[Start]

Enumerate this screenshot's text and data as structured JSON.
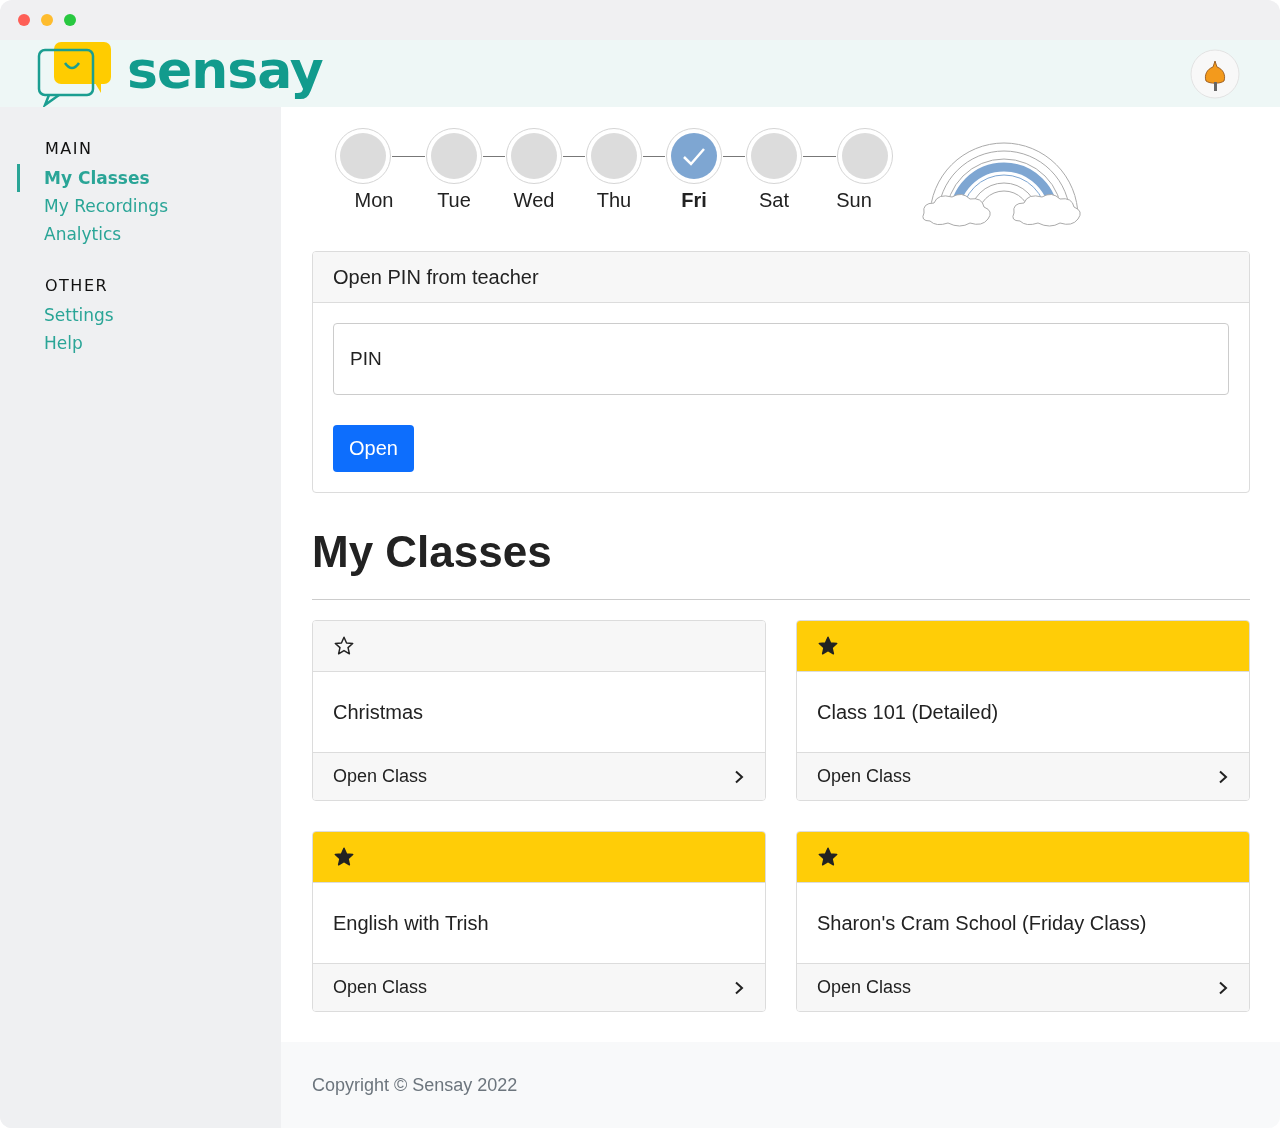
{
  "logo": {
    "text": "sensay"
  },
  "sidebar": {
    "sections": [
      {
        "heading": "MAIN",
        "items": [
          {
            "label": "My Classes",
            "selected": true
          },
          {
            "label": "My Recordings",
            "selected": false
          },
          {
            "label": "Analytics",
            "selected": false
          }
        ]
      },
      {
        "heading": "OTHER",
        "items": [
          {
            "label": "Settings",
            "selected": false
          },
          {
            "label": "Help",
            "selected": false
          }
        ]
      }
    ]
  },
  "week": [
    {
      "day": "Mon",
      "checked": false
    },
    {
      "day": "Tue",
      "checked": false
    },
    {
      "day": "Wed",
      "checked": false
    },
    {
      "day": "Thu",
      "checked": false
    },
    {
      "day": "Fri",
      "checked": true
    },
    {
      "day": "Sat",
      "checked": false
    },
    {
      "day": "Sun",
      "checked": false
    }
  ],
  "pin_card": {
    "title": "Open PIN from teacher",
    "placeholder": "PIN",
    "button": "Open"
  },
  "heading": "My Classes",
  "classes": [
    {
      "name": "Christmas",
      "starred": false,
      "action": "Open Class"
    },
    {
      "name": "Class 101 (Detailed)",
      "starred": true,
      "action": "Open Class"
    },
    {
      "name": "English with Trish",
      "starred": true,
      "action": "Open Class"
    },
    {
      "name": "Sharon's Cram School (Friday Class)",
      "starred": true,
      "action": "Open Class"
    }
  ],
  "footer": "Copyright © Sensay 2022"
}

[End]

_What to do_
Print every entry above again without changing a word, and omit the pictures.

_Right answer_
Enumerate this screenshot's text and data as structured JSON.
{
  "logo": {
    "text": "sensay"
  },
  "sidebar": {
    "sections": [
      {
        "heading": "MAIN",
        "items": [
          {
            "label": "My Classes",
            "selected": true
          },
          {
            "label": "My Recordings",
            "selected": false
          },
          {
            "label": "Analytics",
            "selected": false
          }
        ]
      },
      {
        "heading": "OTHER",
        "items": [
          {
            "label": "Settings",
            "selected": false
          },
          {
            "label": "Help",
            "selected": false
          }
        ]
      }
    ]
  },
  "week": [
    {
      "day": "Mon",
      "checked": false
    },
    {
      "day": "Tue",
      "checked": false
    },
    {
      "day": "Wed",
      "checked": false
    },
    {
      "day": "Thu",
      "checked": false
    },
    {
      "day": "Fri",
      "checked": true
    },
    {
      "day": "Sat",
      "checked": false
    },
    {
      "day": "Sun",
      "checked": false
    }
  ],
  "pin_card": {
    "title": "Open PIN from teacher",
    "placeholder": "PIN",
    "button": "Open"
  },
  "heading": "My Classes",
  "classes": [
    {
      "name": "Christmas",
      "starred": false,
      "action": "Open Class"
    },
    {
      "name": "Class 101 (Detailed)",
      "starred": true,
      "action": "Open Class"
    },
    {
      "name": "English with Trish",
      "starred": true,
      "action": "Open Class"
    },
    {
      "name": "Sharon's Cram School (Friday Class)",
      "starred": true,
      "action": "Open Class"
    }
  ],
  "footer": "Copyright © Sensay 2022"
}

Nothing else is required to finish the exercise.